___ PASSAGE

Can managers induce "career years" from their players?
Over at the "Ask Bill" section of Bill James' website, there was some discussion last week about the 1980 Yankees (subscription required; start at April 7). They finished 103-59 despite a team that didn't look that great on paper. Was it that manager Dick Howser somehow got more out of the players than expected?
A few years ago, I did a study that tried to estimate how much a team was affected by the "career years" or "slump years" of their players. (Go here, look for "1994 Expos".) What I did, basically, was take a weighted average of a player's stats the two years before and two years after, regress it to the mean a bit, and use that as an estimate of what the guy "should have" done that year. Any difference, I attributed to luck. In the 1980 Yankees case, it was 12 games of "career years" from their hitters, and effectively zero for their pitchers.
A bit of discussion followed; Bill James wrote that he wasn't convinced:
"I am leery of describing as luck things that we don't understand. It may well be that players had good years because Howser or someone else was able to help them have good years."
Fair enough. In response, I posted a short statistical argument that if it *was* the manager, it couldn't happen very often, and another reader (Chris DeRosa) disputed what I said (partly, I think, because I didn't say it very well).
Since "Ask Bill" is not a good place for a long explanation, I thought I start again here and better explain what I'm talking about.

______

*GOAL OF THE EXERCISE*.
Copy the part of the post on managers and career years between "Fair enough. In" and "it very well).", inclusive, word for word.

___ SUPPLIED ENTRIES

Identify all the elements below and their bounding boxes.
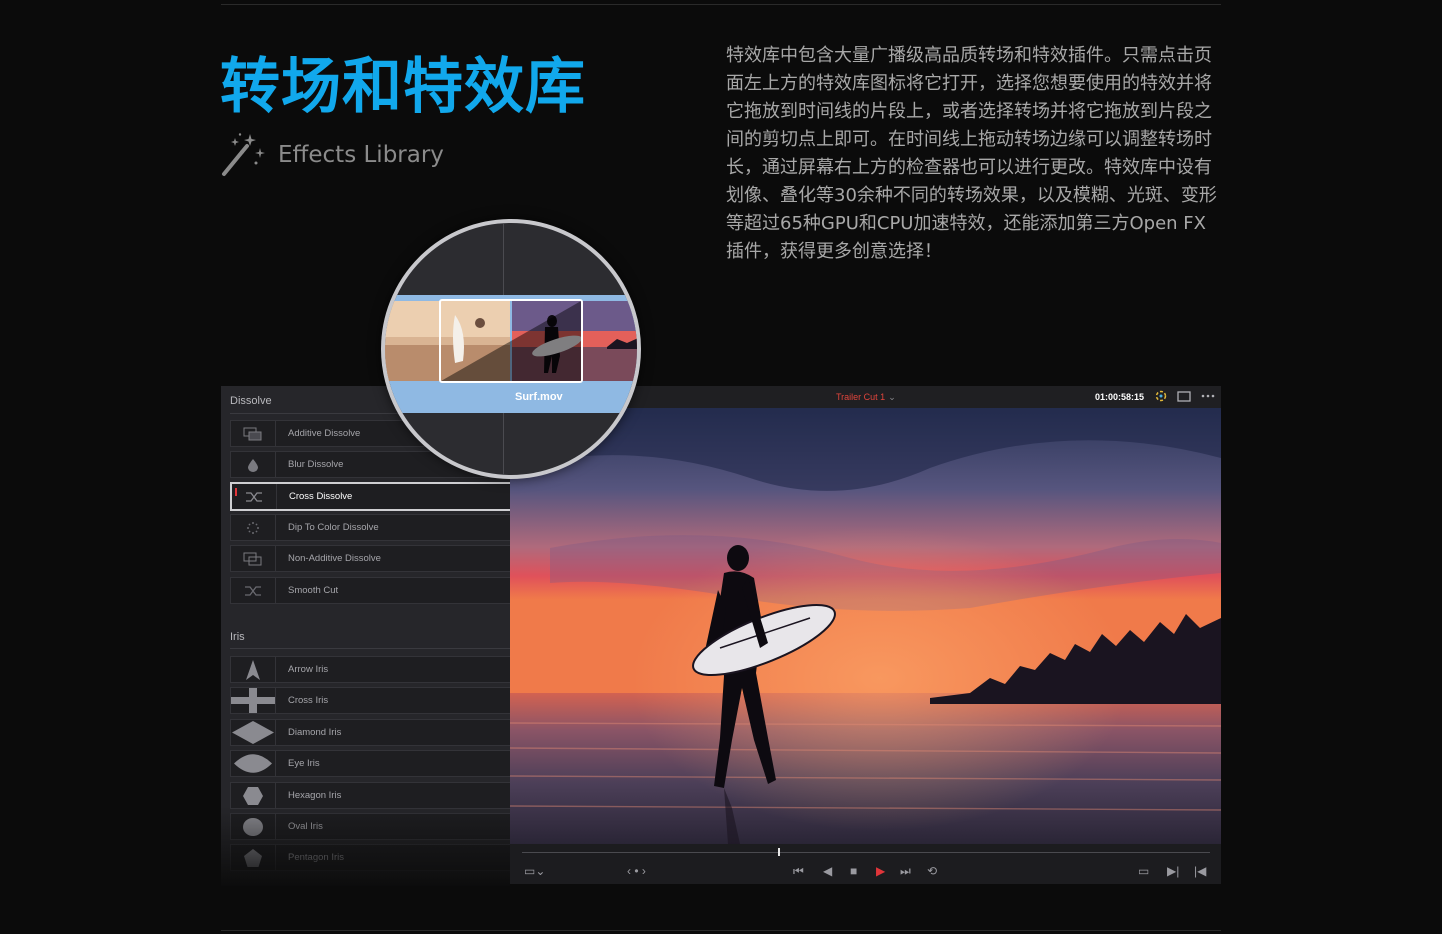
selection-marker: [235, 488, 237, 496]
timeline-name: Trailer Cut 1: [836, 392, 886, 402]
viewer-sunset-surfer-image: [510, 408, 1221, 844]
resolve-ui-mockup: Dissolve Additive Dissolve Blur Dissolve…: [221, 386, 1221, 886]
effect-item-label: Additive Dissolve: [288, 428, 361, 439]
diamond-shape-icon: [232, 721, 274, 744]
blur-drop-icon: [248, 458, 258, 472]
effect-item-cross-iris[interactable]: Cross Iris: [230, 687, 510, 714]
effect-item-label: Cross Iris: [288, 695, 329, 706]
effect-item-label: Arrow Iris: [288, 664, 329, 675]
effect-item-dip-to-color-dissolve[interactable]: Dip To Color Dissolve: [230, 514, 510, 541]
effect-item-non-additive-dissolve[interactable]: Non-Additive Dissolve: [230, 545, 510, 572]
play-icon[interactable]: ▶: [876, 864, 885, 878]
effect-item-label: Hexagon Iris: [288, 790, 342, 801]
magic-wand-icon: [222, 133, 265, 176]
effect-item-cross-dissolve[interactable]: Cross Dissolve: [230, 482, 510, 511]
timeline-clip-track[interactable]: Surf.mov: [385, 295, 637, 413]
effect-item-diamond-iris[interactable]: Diamond Iris: [230, 719, 510, 746]
description-text: 特效库中包含大量广播级高品质转场和特效插件。只需点击页面左上方的特效库图标将它打…: [726, 45, 1217, 262]
hexagon-shape-icon: [243, 786, 263, 805]
loop-icon[interactable]: ⟲: [927, 864, 937, 878]
effect-item-label: Smooth Cut: [288, 585, 339, 596]
timeline-name-dropdown[interactable]: Trailer Cut 1 ⌄: [836, 392, 896, 403]
effect-item-label: Pentagon Iris: [288, 852, 344, 863]
scrub-bar[interactable]: [522, 852, 1210, 853]
stop-icon[interactable]: ■: [850, 864, 857, 878]
next-edit-icon[interactable]: ▶|: [1167, 864, 1179, 878]
jump-to-end-icon[interactable]: ⏭: [900, 864, 911, 878]
effect-item-label: Non-Additive Dissolve: [288, 553, 381, 564]
effect-item-label: Diamond Iris: [288, 727, 342, 738]
clip-name: Surf.mov: [515, 391, 563, 403]
viewer-header-icons: [1155, 390, 1215, 402]
color-wheel-icon[interactable]: [1155, 390, 1167, 402]
timeline-magnifier: Surf.mov: [381, 219, 641, 479]
page-title: 转场和特效库: [220, 52, 586, 122]
effect-item-label: Blur Dissolve: [288, 459, 344, 470]
match-frame-icon[interactable]: ▭: [1138, 864, 1149, 878]
viewer-mode-icon[interactable]: [1177, 390, 1191, 402]
cross-arrows-icon: [245, 585, 261, 596]
jump-to-start-icon[interactable]: ⏮: [793, 864, 804, 878]
oval-shape-icon: [243, 817, 263, 836]
playhead[interactable]: [778, 848, 780, 856]
viewer-panel: Trailer Cut 1 ⌄ 01:00:58:15 ▭⌄ ‹ • › ⏮ ◀…: [510, 386, 1221, 884]
section-dissolve-header: Dissolve: [230, 395, 272, 407]
pentagon-shape-icon: [244, 848, 262, 867]
crop-tool-icon[interactable]: ▭⌄: [524, 864, 545, 878]
effect-item-oval-iris[interactable]: Oval Iris: [230, 813, 510, 840]
effect-item-label: Dip To Color Dissolve: [288, 522, 379, 533]
dots-circle-icon: [247, 521, 259, 534]
arrow-shape-icon: [246, 659, 260, 680]
plus-shape-icon: [231, 688, 275, 713]
timecode-display: 01:00:58:15: [1094, 392, 1144, 402]
section-iris-header: Iris: [230, 631, 245, 643]
previous-edit-icon[interactable]: |◀: [1194, 864, 1206, 878]
effects-library-label: Effects Library: [220, 132, 444, 178]
effect-item-label: Cross Dissolve: [289, 491, 353, 502]
effect-item-pentagon-iris[interactable]: Pentagon Iris: [230, 844, 510, 871]
section-divider: [230, 648, 510, 649]
bottom-divider: [221, 930, 1221, 931]
transport-controls: ▭⌄ ‹ • › ⏮ ◀ ■ ▶ ⏭ ⟲ ▭ ▶| |◀: [510, 844, 1221, 884]
chevron-down-icon: ⌄: [888, 392, 896, 402]
effects-library-title: Effects Library: [278, 142, 444, 168]
additive-dissolve-icon: [243, 427, 262, 440]
cross-dissolve-transition-icon: [441, 301, 581, 381]
cross-arrows-icon: [246, 491, 262, 502]
more-options-icon[interactable]: [1201, 394, 1215, 398]
eye-shape-icon: [234, 754, 272, 773]
effect-item-smooth-cut[interactable]: Smooth Cut: [230, 577, 510, 604]
clip-nav-icon[interactable]: ‹ • ›: [627, 864, 646, 878]
effect-item-arrow-iris[interactable]: Arrow Iris: [230, 656, 510, 683]
play-reverse-icon[interactable]: ◀: [823, 864, 832, 878]
top-divider: [221, 4, 1221, 5]
effect-item-hexagon-iris[interactable]: Hexagon Iris: [230, 782, 510, 809]
transition-handle[interactable]: [439, 299, 583, 383]
effect-item-label: Eye Iris: [288, 758, 320, 769]
effect-item-eye-iris[interactable]: Eye Iris: [230, 750, 510, 777]
effect-item-label: Oval Iris: [288, 821, 323, 832]
non-additive-dissolve-icon: [243, 552, 262, 565]
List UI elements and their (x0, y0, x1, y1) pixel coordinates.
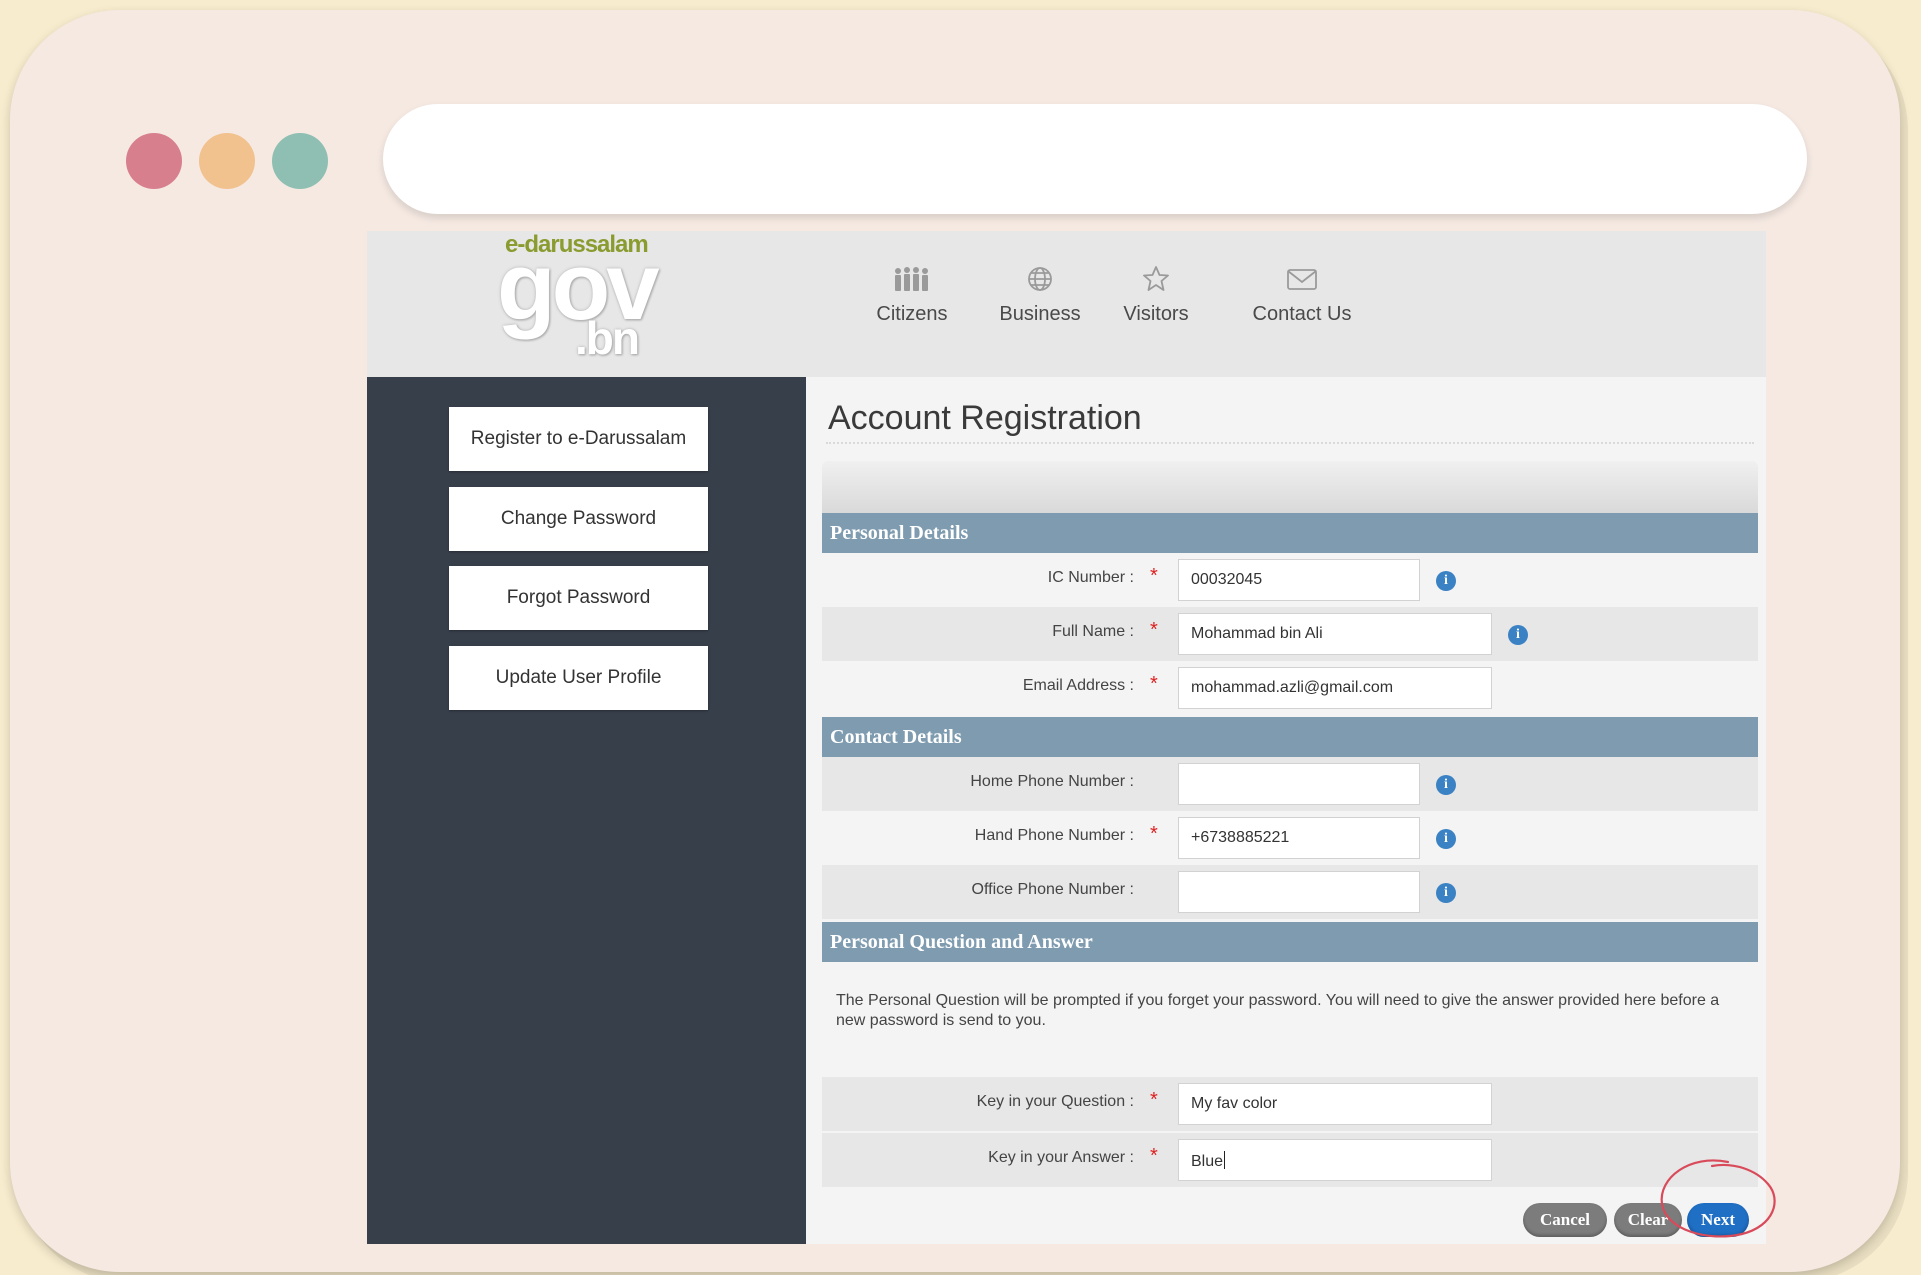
form-row-full-name: Full Name : * Mohammad bin Ali i (822, 607, 1758, 661)
sidebar-item-forgot-password[interactable]: Forgot Password (449, 566, 708, 630)
logo-e-darussalam-text: e-darussalam (505, 231, 649, 258)
ic-number-label: IC Number : (1047, 569, 1134, 586)
answer-label: Key in your Answer : (988, 1149, 1134, 1166)
nav-contact-us-label: Contact Us (1252, 303, 1352, 325)
people-icon (895, 267, 928, 291)
form-row-email: Email Address : * mohammad.azli@gmail.co… (822, 661, 1758, 715)
answer-input[interactable]: Blue (1178, 1139, 1492, 1181)
sidebar: Register to e-Darussalam Change Password… (367, 377, 806, 1244)
main-content: Account Registration Personal Details IC… (806, 377, 1766, 1244)
answer-value: Blue (1191, 1153, 1224, 1170)
email-label: Email Address : (1022, 677, 1134, 694)
logo-bn-text: .bn (575, 312, 640, 364)
required-marker: * (1150, 823, 1158, 845)
nav-citizens[interactable]: Citizens (867, 265, 957, 326)
sidebar-item-update-user-profile[interactable]: Update User Profile (449, 646, 708, 710)
website-screen: gov e-darussalam .bn Citizens Business V… (367, 231, 1766, 1244)
nav-citizens-label: Citizens (876, 303, 948, 325)
required-marker: * (1150, 673, 1158, 695)
form-row-hand-phone: Hand Phone Number : * +6738885221 i (822, 811, 1758, 865)
required-marker: * (1150, 1145, 1158, 1167)
question-note: The Personal Question will be prompted i… (836, 992, 1720, 1029)
envelope-icon (1287, 269, 1317, 290)
text-caret (1224, 1151, 1226, 1169)
section-header-personal-question: Personal Question and Answer (822, 922, 1758, 962)
cancel-button[interactable]: Cancel (1523, 1203, 1607, 1237)
email-input[interactable]: mohammad.azli@gmail.com (1178, 667, 1492, 709)
globe-icon (1028, 267, 1052, 291)
browser-mockup-frame: gov e-darussalam .bn Citizens Business V… (10, 10, 1900, 1272)
nav-business-label: Business (999, 303, 1081, 325)
highlight-circle-annotation (1660, 1159, 1776, 1238)
form-toolbar-bar (822, 461, 1758, 513)
title-divider (826, 442, 1754, 444)
home-phone-input[interactable] (1178, 763, 1420, 805)
site-logo[interactable]: gov e-darussalam .bn (497, 231, 677, 371)
window-close-dot (126, 133, 182, 189)
nav-visitors[interactable]: Visitors (1111, 265, 1201, 326)
info-icon[interactable]: i (1508, 625, 1528, 645)
window-minimize-dot (199, 133, 255, 189)
address-bar[interactable] (383, 104, 1807, 214)
full-name-input[interactable]: Mohammad bin Ali (1178, 613, 1492, 655)
form-row-question: Key in your Question : * My fav color (822, 1077, 1758, 1131)
star-icon (1143, 266, 1169, 291)
home-phone-label: Home Phone Number : (970, 773, 1134, 790)
hand-phone-label: Hand Phone Number : (974, 827, 1134, 844)
section-header-personal-details: Personal Details (822, 513, 1758, 553)
nav-visitors-label: Visitors (1123, 303, 1189, 325)
form-row-answer: Key in your Answer : * Blue (822, 1133, 1758, 1187)
office-phone-input[interactable] (1178, 871, 1420, 913)
nav-business[interactable]: Business (985, 265, 1095, 326)
info-icon[interactable]: i (1436, 775, 1456, 795)
nav-contact-us[interactable]: Contact Us (1227, 265, 1377, 326)
question-label: Key in your Question : (976, 1093, 1134, 1110)
form-row-ic-number: IC Number : * 00032045 i (822, 553, 1758, 607)
ic-number-input[interactable]: 00032045 (1178, 559, 1420, 601)
required-marker: * (1150, 1089, 1158, 1111)
form-row-office-phone: Office Phone Number : i (822, 865, 1758, 919)
question-input[interactable]: My fav color (1178, 1083, 1492, 1125)
window-maximize-dot (272, 133, 328, 189)
info-icon[interactable]: i (1436, 571, 1456, 591)
info-icon[interactable]: i (1436, 883, 1456, 903)
info-icon[interactable]: i (1436, 829, 1456, 849)
hand-phone-input[interactable]: +6738885221 (1178, 817, 1420, 859)
site-header: gov e-darussalam .bn Citizens Business V… (367, 231, 1766, 377)
office-phone-label: Office Phone Number : (971, 881, 1134, 898)
required-marker: * (1150, 565, 1158, 587)
sidebar-item-change-password[interactable]: Change Password (449, 487, 708, 551)
form-row-home-phone: Home Phone Number : i (822, 757, 1758, 811)
section-header-contact-details: Contact Details (822, 717, 1758, 757)
sidebar-item-register[interactable]: Register to e-Darussalam (449, 407, 708, 471)
required-marker: * (1150, 619, 1158, 641)
full-name-label: Full Name : (1052, 623, 1134, 640)
page-title: Account Registration (828, 399, 1142, 437)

______

*OUTPUT BELOW*.
Fair enough. In response, I posted a short statistical argument that if it *was* the manager, it couldn't happen very often, and another reader (Chris DeRosa) disputed what I said (partly, I think, because I didn't say it very well).